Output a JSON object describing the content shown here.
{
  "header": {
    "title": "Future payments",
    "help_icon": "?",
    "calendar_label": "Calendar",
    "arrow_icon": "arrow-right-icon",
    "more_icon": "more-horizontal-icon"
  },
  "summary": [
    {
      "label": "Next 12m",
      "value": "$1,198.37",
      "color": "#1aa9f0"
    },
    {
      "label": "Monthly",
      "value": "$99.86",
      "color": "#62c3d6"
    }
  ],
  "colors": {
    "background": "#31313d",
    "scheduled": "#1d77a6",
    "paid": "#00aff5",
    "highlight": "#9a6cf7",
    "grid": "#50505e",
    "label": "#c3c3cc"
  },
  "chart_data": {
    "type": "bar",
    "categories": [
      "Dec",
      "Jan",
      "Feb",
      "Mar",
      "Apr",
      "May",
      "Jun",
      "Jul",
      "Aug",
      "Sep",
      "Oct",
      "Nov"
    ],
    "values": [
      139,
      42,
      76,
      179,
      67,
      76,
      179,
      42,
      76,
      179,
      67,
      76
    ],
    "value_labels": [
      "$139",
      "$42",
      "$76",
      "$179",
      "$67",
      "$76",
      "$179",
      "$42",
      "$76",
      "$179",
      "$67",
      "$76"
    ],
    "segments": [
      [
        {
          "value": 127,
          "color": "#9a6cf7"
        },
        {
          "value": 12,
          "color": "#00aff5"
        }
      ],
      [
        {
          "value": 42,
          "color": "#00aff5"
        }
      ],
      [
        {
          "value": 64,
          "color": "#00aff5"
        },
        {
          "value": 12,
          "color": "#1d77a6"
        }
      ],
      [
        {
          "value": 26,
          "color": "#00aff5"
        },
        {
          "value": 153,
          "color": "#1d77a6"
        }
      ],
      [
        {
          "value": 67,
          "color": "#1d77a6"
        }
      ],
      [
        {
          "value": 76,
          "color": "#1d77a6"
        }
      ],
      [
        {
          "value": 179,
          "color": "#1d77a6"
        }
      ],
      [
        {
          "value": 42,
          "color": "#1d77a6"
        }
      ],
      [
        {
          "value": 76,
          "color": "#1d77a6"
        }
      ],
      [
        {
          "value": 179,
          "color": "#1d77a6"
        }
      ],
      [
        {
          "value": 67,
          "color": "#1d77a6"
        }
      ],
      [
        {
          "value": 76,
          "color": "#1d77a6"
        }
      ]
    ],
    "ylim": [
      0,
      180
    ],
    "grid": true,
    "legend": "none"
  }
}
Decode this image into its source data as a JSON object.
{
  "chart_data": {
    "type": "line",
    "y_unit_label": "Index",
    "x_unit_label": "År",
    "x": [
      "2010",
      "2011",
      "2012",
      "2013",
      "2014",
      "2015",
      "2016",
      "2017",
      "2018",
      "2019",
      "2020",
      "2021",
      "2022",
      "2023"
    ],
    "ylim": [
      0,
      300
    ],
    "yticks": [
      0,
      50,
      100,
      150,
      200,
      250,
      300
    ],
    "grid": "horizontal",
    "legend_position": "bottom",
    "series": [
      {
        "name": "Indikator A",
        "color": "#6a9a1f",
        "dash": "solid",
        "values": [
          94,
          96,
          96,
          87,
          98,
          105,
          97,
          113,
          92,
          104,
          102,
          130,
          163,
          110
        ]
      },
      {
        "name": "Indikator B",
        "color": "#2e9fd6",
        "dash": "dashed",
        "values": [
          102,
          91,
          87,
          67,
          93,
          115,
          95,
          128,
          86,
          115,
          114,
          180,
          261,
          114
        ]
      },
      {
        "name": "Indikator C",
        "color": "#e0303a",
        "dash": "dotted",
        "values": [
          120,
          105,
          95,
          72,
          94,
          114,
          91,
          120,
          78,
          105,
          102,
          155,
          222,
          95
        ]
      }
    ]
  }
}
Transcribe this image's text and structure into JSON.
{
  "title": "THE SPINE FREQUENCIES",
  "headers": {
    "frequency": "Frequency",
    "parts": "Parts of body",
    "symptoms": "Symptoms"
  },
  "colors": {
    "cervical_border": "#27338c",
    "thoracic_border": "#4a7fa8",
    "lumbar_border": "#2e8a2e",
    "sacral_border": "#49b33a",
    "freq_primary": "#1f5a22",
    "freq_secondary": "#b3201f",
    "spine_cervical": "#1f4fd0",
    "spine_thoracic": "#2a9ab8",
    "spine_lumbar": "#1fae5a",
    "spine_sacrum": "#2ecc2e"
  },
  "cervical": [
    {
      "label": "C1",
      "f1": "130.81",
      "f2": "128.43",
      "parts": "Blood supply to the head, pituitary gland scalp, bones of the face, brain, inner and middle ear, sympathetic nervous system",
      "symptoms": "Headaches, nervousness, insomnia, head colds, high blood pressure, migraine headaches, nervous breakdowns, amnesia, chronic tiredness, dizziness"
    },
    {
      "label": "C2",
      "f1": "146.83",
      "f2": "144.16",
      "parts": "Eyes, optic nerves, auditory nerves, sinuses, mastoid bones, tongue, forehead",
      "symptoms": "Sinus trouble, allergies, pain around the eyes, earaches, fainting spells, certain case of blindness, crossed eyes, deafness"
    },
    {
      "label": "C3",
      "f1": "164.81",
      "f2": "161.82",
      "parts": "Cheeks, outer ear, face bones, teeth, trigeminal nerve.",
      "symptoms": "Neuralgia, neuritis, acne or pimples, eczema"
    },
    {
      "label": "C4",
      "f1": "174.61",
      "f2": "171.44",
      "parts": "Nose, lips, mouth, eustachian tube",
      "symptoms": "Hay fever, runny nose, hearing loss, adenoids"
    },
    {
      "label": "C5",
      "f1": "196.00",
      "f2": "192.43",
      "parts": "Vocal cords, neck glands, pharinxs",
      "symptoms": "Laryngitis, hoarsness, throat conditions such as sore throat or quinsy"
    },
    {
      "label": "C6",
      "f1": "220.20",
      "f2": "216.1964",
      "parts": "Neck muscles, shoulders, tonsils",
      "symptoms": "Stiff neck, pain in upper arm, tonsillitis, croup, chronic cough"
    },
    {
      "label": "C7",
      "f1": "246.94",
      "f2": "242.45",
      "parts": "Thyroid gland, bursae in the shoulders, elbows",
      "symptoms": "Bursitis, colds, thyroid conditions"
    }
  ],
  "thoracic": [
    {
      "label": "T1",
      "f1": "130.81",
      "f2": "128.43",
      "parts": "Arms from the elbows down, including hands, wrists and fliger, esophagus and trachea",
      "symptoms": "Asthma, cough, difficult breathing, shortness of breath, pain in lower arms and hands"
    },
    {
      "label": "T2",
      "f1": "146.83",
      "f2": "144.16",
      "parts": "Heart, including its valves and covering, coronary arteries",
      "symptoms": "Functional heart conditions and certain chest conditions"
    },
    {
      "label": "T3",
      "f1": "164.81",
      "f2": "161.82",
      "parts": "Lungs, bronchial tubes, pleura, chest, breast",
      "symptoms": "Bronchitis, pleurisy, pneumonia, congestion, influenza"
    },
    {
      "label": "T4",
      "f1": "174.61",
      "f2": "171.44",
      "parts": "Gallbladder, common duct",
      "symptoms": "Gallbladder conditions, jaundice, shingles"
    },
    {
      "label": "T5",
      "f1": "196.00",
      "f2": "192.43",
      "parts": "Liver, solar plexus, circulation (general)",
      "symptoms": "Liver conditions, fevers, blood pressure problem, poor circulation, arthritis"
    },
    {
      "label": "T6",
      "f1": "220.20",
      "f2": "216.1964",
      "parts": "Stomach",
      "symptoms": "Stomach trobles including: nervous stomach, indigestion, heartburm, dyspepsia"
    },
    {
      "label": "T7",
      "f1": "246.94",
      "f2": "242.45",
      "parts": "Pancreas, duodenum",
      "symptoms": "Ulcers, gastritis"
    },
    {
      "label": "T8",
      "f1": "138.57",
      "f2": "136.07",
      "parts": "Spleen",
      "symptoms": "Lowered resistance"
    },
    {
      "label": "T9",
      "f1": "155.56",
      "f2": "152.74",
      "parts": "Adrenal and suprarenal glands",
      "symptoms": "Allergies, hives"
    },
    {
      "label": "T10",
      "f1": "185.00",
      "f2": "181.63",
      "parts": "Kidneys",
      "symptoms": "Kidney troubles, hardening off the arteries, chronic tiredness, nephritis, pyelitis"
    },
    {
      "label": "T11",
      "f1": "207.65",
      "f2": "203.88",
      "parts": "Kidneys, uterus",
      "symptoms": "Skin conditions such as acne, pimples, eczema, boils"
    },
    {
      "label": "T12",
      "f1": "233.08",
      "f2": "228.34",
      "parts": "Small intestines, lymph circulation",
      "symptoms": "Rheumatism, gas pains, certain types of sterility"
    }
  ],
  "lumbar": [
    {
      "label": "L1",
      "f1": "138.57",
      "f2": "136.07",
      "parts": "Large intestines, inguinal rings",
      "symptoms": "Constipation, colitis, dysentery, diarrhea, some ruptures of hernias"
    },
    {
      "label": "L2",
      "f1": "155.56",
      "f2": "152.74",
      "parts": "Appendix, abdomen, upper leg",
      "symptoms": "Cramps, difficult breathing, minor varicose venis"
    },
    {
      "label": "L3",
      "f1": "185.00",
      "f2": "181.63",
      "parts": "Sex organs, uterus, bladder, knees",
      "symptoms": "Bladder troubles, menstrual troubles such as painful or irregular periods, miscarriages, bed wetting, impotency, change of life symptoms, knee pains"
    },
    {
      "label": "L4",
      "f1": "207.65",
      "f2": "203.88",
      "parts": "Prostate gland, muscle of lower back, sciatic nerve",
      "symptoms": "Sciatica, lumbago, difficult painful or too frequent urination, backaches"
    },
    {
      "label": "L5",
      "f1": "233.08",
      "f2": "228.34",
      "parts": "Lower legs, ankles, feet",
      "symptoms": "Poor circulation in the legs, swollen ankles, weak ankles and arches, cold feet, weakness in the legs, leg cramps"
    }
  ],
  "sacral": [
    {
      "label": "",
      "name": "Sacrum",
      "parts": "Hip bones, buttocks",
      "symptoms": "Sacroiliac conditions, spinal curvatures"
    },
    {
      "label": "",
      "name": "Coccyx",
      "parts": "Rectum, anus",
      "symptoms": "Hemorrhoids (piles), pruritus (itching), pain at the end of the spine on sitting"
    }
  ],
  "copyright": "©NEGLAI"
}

▸ **TASK BRIEF**:
List each line in the listing that contains the string "glands".

▸ **REPLY TO THE EXERCISE**:
      "parts": "Vocal cords, neck glands, pharinxs",
      "parts": "Adrenal and suprarenal glands",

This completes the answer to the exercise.